• Prompt
Give back the full listing, character for character, with no pictures.

• Excerpted data
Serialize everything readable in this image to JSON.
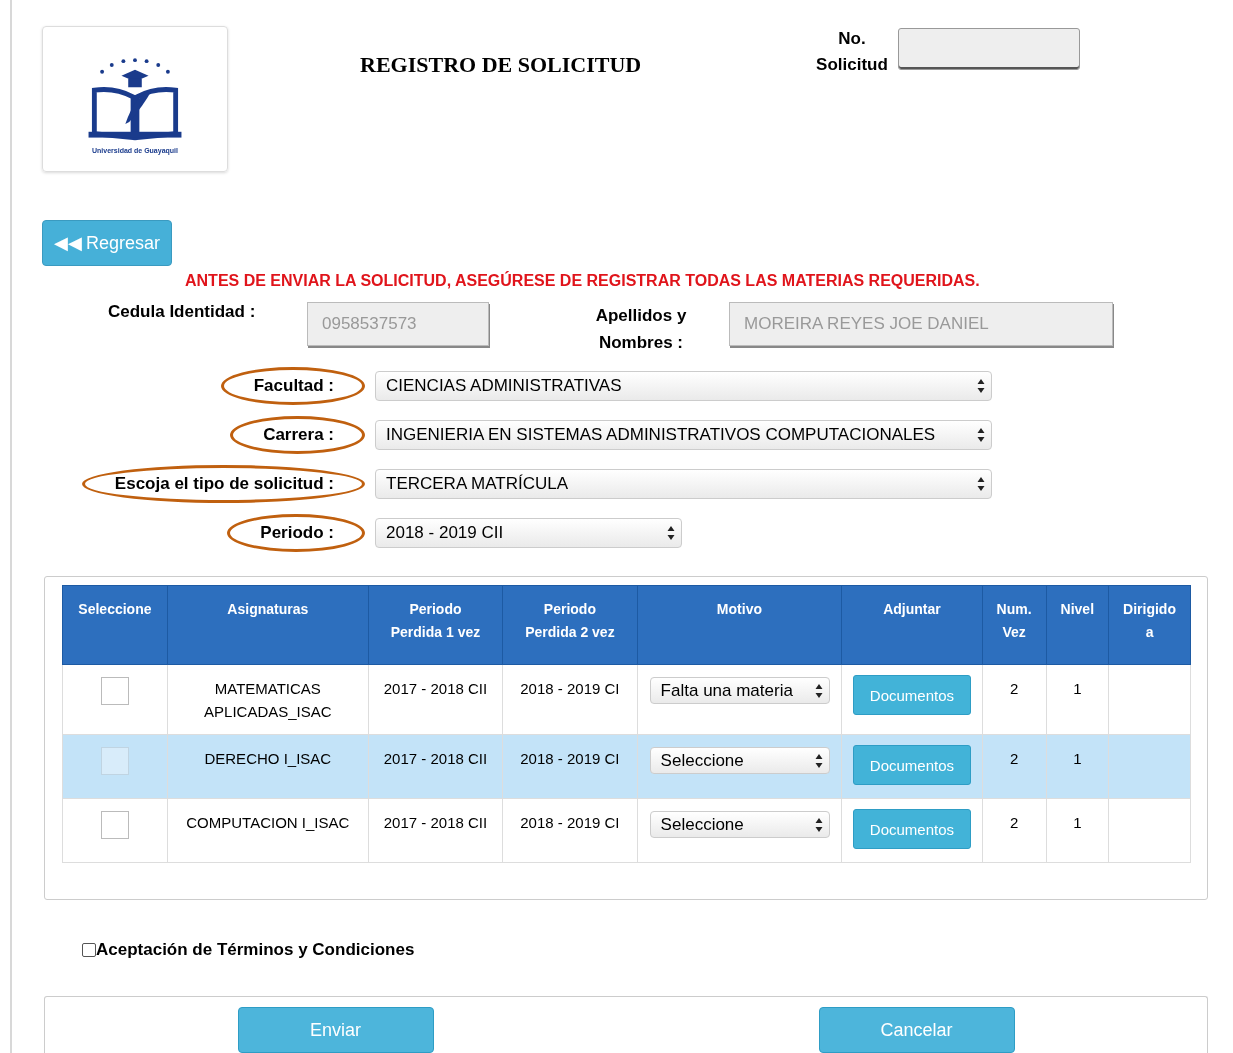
{
  "logo": {
    "caption": "Universidad de Guayaquil"
  },
  "title": "REGISTRO DE SOLICITUD",
  "request_number": {
    "label": "No. Solicitud"
  },
  "back_button": {
    "icon": "◀◀",
    "label": "Regresar"
  },
  "warning": "ANTES DE ENVIAR LA SOLICITUD, ASEGÚRESE DE REGISTRAR TODAS LAS MATERIAS REQUERIDAS.",
  "identity": [
    {
      "label": "Cedula Identidad :",
      "value": "0958537573"
    },
    {
      "label": "Apellidos y Nombres :",
      "value": "MOREIRA  REYES JOE  DANIEL"
    }
  ],
  "selects": [
    {
      "label": "Facultad :",
      "value": "CIENCIAS ADMINISTRATIVAS",
      "circled": true,
      "wide": true
    },
    {
      "label": "Carrera :",
      "value": "INGENIERIA EN SISTEMAS ADMINISTRATIVOS COMPUTACIONALES",
      "circled": true,
      "wide": true
    },
    {
      "label": "Escoja el tipo de solicitud  :",
      "value": "TERCERA MATRÍCULA",
      "circled": true,
      "wide": true
    },
    {
      "label": "Periodo :",
      "value": "2018 - 2019 CII",
      "circled": true,
      "wide": false
    }
  ],
  "table": {
    "columns": [
      "Seleccione",
      "Asignaturas",
      "Periodo Perdida 1 vez",
      "Periodo Perdida 2 vez",
      "Motivo",
      "Adjuntar",
      "Num. Vez",
      "Nivel",
      "Dirigido a"
    ],
    "rows": [
      {
        "selected": false,
        "checked": false,
        "disabled": false,
        "subject": "MATEMATICAS APLICADAS_ISAC",
        "period_1": "2017 - 2018 CII",
        "period_2": "2018 - 2019 CI",
        "reason": "Falta una materia",
        "attach": "Documentos",
        "times": "2",
        "level_text": "1"
      },
      {
        "selected": true,
        "checked": false,
        "disabled": true,
        "subject": "DERECHO I_ISAC",
        "period_1": "2017 - 2018 CII",
        "period_2": "2018 - 2019 CI",
        "reason": "Seleccione",
        "attach": "Documentos",
        "times": "2",
        "level_text": "1"
      },
      {
        "selected": false,
        "checked": false,
        "disabled": false,
        "subject": "COMPUTACION I_ISAC",
        "period_1": "2017 - 2018 CII",
        "period_2": "2018 - 2019 CI",
        "reason": "Seleccione",
        "attach": "Documentos",
        "times": "2",
        "level_text": "1"
      }
    ]
  },
  "terms": {
    "label": "Aceptación de Términos y Condiciones",
    "checked": false
  },
  "buttons": [
    "Enviar",
    "Cancelar"
  ]
}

• Problem solution
Serialize everything readable in this image to JSON.
{
  "logo": {
    "caption": "Universidad de Guayaquil"
  },
  "title": "REGISTRO DE SOLICITUD",
  "request_number": {
    "label": "No. Solicitud"
  },
  "back_button": {
    "icon": "◀◀",
    "label": "Regresar"
  },
  "warning": "ANTES DE ENVIAR LA SOLICITUD, ASEGÚRESE DE REGISTRAR TODAS LAS MATERIAS REQUERIDAS.",
  "identity": [
    {
      "label": "Cedula Identidad :",
      "value": "0958537573"
    },
    {
      "label": "Apellidos y Nombres :",
      "value": "MOREIRA  REYES JOE  DANIEL"
    }
  ],
  "selects": [
    {
      "label": "Facultad :",
      "value": "CIENCIAS ADMINISTRATIVAS",
      "circled": true,
      "wide": true
    },
    {
      "label": "Carrera :",
      "value": "INGENIERIA EN SISTEMAS ADMINISTRATIVOS COMPUTACIONALES",
      "circled": true,
      "wide": true
    },
    {
      "label": "Escoja el tipo de solicitud  :",
      "value": "TERCERA MATRÍCULA",
      "circled": true,
      "wide": true
    },
    {
      "label": "Periodo :",
      "value": "2018 - 2019 CII",
      "circled": true,
      "wide": false
    }
  ],
  "table": {
    "columns": [
      "Seleccione",
      "Asignaturas",
      "Periodo Perdida 1 vez",
      "Periodo Perdida 2 vez",
      "Motivo",
      "Adjuntar",
      "Num. Vez",
      "Nivel",
      "Dirigido a"
    ],
    "rows": [
      {
        "selected": false,
        "checked": false,
        "disabled": false,
        "subject": "MATEMATICAS APLICADAS_ISAC",
        "period_1": "2017 - 2018 CII",
        "period_2": "2018 - 2019 CI",
        "reason": "Falta una materia",
        "attach": "Documentos",
        "times": "2",
        "level_text": "1"
      },
      {
        "selected": true,
        "checked": false,
        "disabled": true,
        "subject": "DERECHO I_ISAC",
        "period_1": "2017 - 2018 CII",
        "period_2": "2018 - 2019 CI",
        "reason": "Seleccione",
        "attach": "Documentos",
        "times": "2",
        "level_text": "1"
      },
      {
        "selected": false,
        "checked": false,
        "disabled": false,
        "subject": "COMPUTACION I_ISAC",
        "period_1": "2017 - 2018 CII",
        "period_2": "2018 - 2019 CI",
        "reason": "Seleccione",
        "attach": "Documentos",
        "times": "2",
        "level_text": "1"
      }
    ]
  },
  "terms": {
    "label": "Aceptación de Términos y Condiciones",
    "checked": false
  },
  "buttons": [
    "Enviar",
    "Cancelar"
  ]
}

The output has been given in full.